About this exercise:
From first line to last, write out the data precisely as shown.

Records provided:
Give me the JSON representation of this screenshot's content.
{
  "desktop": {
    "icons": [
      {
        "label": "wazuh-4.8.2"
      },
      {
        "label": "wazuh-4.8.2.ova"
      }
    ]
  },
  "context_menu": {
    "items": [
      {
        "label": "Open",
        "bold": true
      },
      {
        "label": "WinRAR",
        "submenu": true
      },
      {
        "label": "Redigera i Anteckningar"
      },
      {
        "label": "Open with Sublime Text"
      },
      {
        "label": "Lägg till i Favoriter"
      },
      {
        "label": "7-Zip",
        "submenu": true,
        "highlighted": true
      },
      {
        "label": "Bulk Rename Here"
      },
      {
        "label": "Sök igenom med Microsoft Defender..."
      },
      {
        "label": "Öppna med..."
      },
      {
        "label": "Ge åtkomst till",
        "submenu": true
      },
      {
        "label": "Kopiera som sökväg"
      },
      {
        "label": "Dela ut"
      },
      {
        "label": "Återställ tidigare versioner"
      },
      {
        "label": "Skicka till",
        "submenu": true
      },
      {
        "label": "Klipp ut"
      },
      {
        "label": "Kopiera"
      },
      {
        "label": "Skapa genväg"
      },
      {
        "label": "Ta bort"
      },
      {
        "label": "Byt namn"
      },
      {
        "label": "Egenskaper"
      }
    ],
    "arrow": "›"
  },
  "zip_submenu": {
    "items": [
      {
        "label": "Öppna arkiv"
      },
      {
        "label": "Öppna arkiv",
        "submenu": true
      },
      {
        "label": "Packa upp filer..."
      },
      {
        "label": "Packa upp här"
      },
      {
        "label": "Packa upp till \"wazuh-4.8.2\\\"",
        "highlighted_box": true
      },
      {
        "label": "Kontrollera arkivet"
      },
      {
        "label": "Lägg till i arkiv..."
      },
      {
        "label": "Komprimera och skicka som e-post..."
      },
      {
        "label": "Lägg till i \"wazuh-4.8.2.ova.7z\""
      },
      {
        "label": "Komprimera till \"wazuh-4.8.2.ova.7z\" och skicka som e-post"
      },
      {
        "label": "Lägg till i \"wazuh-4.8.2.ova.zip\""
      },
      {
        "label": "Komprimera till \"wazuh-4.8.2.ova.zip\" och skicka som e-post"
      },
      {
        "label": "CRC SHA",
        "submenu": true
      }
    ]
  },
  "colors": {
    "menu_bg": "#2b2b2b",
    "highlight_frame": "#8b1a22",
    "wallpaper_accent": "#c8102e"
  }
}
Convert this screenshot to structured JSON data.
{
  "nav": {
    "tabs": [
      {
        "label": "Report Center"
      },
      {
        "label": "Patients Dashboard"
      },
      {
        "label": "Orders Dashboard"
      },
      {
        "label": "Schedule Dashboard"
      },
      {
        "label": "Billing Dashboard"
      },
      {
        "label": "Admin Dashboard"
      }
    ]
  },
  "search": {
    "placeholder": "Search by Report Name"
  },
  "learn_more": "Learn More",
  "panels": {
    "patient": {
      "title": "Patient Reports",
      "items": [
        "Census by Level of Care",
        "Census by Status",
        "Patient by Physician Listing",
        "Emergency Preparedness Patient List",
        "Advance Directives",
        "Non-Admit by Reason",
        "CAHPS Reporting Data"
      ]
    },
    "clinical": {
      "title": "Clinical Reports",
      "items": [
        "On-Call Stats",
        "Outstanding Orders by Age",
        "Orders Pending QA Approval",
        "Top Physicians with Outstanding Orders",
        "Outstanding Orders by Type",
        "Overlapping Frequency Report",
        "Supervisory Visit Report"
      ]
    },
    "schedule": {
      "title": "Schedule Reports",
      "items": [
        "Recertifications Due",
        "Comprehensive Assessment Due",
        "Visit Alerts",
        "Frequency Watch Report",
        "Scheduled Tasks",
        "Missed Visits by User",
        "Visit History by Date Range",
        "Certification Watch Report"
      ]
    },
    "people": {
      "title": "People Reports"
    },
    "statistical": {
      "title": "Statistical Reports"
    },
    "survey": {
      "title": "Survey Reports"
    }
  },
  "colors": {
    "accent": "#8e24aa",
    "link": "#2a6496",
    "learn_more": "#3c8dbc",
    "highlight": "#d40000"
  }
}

Problem solution:
Give me the JSON representation of this screenshot's content.
{
  "desktop": {
    "icons": [
      {
        "label": "wazuh-4.8.2"
      },
      {
        "label": "wazuh-4.8.2.ova"
      }
    ]
  },
  "context_menu": {
    "items": [
      {
        "label": "Open",
        "bold": true
      },
      {
        "label": "WinRAR",
        "submenu": true
      },
      {
        "label": "Redigera i Anteckningar"
      },
      {
        "label": "Open with Sublime Text"
      },
      {
        "label": "Lägg till i Favoriter"
      },
      {
        "label": "7-Zip",
        "submenu": true,
        "highlighted": true
      },
      {
        "label": "Bulk Rename Here"
      },
      {
        "label": "Sök igenom med Microsoft Defender..."
      },
      {
        "label": "Öppna med..."
      },
      {
        "label": "Ge åtkomst till",
        "submenu": true
      },
      {
        "label": "Kopiera som sökväg"
      },
      {
        "label": "Dela ut"
      },
      {
        "label": "Återställ tidigare versioner"
      },
      {
        "label": "Skicka till",
        "submenu": true
      },
      {
        "label": "Klipp ut"
      },
      {
        "label": "Kopiera"
      },
      {
        "label": "Skapa genväg"
      },
      {
        "label": "Ta bort"
      },
      {
        "label": "Byt namn"
      },
      {
        "label": "Egenskaper"
      }
    ],
    "arrow": "›"
  },
  "zip_submenu": {
    "items": [
      {
        "label": "Öppna arkiv"
      },
      {
        "label": "Öppna arkiv",
        "submenu": true
      },
      {
        "label": "Packa upp filer..."
      },
      {
        "label": "Packa upp här"
      },
      {
        "label": "Packa upp till \"wazuh-4.8.2\\\"",
        "highlighted_box": true
      },
      {
        "label": "Kontrollera arkivet"
      },
      {
        "label": "Lägg till i arkiv..."
      },
      {
        "label": "Komprimera och skicka som e-post..."
      },
      {
        "label": "Lägg till i \"wazuh-4.8.2.ova.7z\""
      },
      {
        "label": "Komprimera till \"wazuh-4.8.2.ova.7z\" och skicka som e-post"
      },
      {
        "label": "Lägg till i \"wazuh-4.8.2.ova.zip\""
      },
      {
        "label": "Komprimera till \"wazuh-4.8.2.ova.zip\" och skicka som e-post"
      },
      {
        "label": "CRC SHA",
        "submenu": true
      }
    ]
  },
  "colors": {
    "menu_bg": "#2b2b2b",
    "highlight_frame": "#8b1a22",
    "wallpaper_accent": "#c8102e"
  }
}
Convert this screenshot to structured JSON data.
{
  "nav": {
    "tabs": [
      {
        "label": "Report Center"
      },
      {
        "label": "Patients Dashboard"
      },
      {
        "label": "Orders Dashboard"
      },
      {
        "label": "Schedule Dashboard"
      },
      {
        "label": "Billing Dashboard"
      },
      {
        "label": "Admin Dashboard"
      }
    ]
  },
  "search": {
    "placeholder": "Search by Report Name"
  },
  "learn_more": "Learn More",
  "panels": {
    "patient": {
      "title": "Patient Reports",
      "items": [
        "Census by Level of Care",
        "Census by Status",
        "Patient by Physician Listing",
        "Emergency Preparedness Patient List",
        "Advance Directives",
        "Non-Admit by Reason",
        "CAHPS Reporting Data"
      ]
    },
    "clinical": {
      "title": "Clinical Reports",
      "items": [
        "On-Call Stats",
        "Outstanding Orders by Age",
        "Orders Pending QA Approval",
        "Top Physicians with Outstanding Orders",
        "Outstanding Orders by Type",
        "Overlapping Frequency Report",
        "Supervisory Visit Report"
      ]
    },
    "schedule": {
      "title": "Schedule Reports",
      "items": [
        "Recertifications Due",
        "Comprehensive Assessment Due",
        "Visit Alerts",
        "Frequency Watch Report",
        "Scheduled Tasks",
        "Missed Visits by User",
        "Visit History by Date Range",
        "Certification Watch Report"
      ]
    },
    "people": {
      "title": "People Reports"
    },
    "statistical": {
      "title": "Statistical Reports"
    },
    "survey": {
      "title": "Survey Reports"
    }
  },
  "colors": {
    "accent": "#8e24aa",
    "link": "#2a6496",
    "learn_more": "#3c8dbc",
    "highlight": "#d40000"
  }
}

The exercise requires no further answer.